<<<<
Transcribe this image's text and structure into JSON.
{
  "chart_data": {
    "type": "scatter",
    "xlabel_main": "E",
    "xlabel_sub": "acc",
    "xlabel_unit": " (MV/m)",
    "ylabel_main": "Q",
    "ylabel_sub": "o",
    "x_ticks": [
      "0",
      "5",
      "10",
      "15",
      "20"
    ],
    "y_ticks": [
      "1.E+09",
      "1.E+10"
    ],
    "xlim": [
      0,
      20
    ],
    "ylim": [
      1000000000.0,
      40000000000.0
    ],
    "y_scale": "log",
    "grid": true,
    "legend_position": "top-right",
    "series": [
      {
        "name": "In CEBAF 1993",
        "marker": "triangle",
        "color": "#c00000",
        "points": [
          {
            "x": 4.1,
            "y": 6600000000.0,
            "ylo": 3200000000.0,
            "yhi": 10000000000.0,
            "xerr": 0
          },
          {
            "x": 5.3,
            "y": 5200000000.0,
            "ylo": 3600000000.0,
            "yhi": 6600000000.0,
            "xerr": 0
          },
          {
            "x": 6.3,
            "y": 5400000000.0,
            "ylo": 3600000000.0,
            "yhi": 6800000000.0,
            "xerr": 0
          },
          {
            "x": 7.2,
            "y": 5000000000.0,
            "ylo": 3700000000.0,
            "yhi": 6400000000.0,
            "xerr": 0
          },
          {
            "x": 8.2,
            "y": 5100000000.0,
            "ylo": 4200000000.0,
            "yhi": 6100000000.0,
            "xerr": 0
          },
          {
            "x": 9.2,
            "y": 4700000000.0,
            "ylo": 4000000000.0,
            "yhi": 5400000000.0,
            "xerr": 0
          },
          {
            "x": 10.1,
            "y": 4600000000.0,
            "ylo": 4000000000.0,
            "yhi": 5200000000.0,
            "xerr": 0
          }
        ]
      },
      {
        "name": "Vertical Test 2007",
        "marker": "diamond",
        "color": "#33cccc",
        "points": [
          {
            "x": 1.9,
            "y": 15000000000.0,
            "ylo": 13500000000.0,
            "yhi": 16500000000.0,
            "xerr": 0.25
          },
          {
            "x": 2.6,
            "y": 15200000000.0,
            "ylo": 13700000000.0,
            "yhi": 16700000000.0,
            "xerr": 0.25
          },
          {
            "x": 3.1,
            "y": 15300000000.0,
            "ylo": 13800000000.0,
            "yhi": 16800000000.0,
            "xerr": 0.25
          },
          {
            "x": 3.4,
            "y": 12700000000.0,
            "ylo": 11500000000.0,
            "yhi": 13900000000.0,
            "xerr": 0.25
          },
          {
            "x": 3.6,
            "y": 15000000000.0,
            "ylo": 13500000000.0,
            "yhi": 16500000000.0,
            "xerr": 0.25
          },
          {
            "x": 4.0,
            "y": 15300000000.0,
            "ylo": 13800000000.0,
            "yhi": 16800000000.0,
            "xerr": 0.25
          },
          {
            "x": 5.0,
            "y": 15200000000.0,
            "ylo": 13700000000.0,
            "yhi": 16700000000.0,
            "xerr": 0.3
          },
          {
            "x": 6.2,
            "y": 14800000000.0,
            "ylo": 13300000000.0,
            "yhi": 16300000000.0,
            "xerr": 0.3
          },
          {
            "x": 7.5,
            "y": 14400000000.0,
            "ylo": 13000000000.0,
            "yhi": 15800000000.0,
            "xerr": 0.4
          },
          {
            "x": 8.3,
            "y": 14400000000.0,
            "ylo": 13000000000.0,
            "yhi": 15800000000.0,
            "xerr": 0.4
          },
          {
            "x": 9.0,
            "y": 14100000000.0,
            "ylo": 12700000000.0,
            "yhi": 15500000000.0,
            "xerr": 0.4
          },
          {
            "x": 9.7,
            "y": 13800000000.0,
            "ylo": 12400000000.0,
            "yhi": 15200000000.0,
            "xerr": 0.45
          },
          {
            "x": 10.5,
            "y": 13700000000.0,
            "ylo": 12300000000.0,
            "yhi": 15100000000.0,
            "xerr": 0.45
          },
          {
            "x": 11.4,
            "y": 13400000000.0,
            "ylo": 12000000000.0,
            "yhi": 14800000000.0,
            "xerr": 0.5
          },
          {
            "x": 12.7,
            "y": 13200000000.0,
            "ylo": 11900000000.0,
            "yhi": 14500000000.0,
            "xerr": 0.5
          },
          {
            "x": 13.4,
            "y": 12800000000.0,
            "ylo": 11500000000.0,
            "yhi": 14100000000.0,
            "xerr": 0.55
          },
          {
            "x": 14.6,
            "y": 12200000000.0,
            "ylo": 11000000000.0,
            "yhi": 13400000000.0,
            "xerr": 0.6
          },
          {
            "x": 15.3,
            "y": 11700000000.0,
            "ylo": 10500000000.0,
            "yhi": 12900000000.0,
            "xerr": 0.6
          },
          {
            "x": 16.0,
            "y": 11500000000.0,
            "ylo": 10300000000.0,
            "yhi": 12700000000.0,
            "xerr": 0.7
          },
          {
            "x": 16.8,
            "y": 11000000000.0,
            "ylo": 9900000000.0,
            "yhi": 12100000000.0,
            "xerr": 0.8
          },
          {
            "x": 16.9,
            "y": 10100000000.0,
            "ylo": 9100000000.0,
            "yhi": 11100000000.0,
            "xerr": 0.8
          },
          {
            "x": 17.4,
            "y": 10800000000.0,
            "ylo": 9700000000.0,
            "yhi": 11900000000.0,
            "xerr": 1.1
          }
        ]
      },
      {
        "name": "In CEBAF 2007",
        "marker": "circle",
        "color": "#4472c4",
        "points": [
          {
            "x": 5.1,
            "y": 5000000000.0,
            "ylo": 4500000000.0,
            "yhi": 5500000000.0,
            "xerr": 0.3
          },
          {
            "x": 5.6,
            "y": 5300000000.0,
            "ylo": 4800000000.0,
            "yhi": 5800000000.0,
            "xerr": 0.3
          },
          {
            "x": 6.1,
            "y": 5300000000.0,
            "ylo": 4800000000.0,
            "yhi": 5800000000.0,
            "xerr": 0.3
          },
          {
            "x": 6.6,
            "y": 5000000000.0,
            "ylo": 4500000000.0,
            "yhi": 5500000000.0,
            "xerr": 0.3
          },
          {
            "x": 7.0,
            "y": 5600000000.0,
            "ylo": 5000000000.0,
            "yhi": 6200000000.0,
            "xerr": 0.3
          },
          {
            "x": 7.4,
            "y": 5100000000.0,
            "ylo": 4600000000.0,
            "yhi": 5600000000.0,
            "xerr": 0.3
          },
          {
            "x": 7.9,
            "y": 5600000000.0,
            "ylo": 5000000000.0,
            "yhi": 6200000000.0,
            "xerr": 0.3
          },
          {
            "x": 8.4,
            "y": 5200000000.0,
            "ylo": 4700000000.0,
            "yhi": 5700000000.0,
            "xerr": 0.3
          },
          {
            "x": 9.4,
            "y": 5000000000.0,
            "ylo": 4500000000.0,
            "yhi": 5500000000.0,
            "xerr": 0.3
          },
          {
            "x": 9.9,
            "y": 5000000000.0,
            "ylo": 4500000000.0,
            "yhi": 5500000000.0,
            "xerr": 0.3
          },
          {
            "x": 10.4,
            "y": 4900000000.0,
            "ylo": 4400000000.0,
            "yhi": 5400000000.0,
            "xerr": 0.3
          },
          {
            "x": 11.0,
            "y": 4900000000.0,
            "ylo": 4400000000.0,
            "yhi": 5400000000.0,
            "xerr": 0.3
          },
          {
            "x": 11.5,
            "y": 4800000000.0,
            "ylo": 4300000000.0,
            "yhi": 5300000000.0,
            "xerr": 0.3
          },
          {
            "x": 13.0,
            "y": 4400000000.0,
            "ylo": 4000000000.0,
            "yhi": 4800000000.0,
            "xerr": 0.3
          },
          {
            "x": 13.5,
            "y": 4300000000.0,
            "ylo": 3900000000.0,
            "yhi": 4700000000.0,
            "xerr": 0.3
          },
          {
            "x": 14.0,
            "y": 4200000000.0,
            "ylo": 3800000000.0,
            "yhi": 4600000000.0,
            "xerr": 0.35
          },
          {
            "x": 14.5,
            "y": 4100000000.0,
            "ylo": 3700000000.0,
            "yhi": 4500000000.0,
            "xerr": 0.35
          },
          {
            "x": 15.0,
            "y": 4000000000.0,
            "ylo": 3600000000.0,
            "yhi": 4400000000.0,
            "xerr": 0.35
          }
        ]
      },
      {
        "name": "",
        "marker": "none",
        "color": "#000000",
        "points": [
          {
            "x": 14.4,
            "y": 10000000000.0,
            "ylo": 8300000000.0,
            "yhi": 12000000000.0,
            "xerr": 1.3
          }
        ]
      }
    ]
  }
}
>>>>
## Exercise details
Identify lines with the string "name". Copy each one.

## Finished task
        "name": "In CEBAF 1993",
        "name": "Vertical Test 2007",
        "name": "In CEBAF 2007",
        "name": "",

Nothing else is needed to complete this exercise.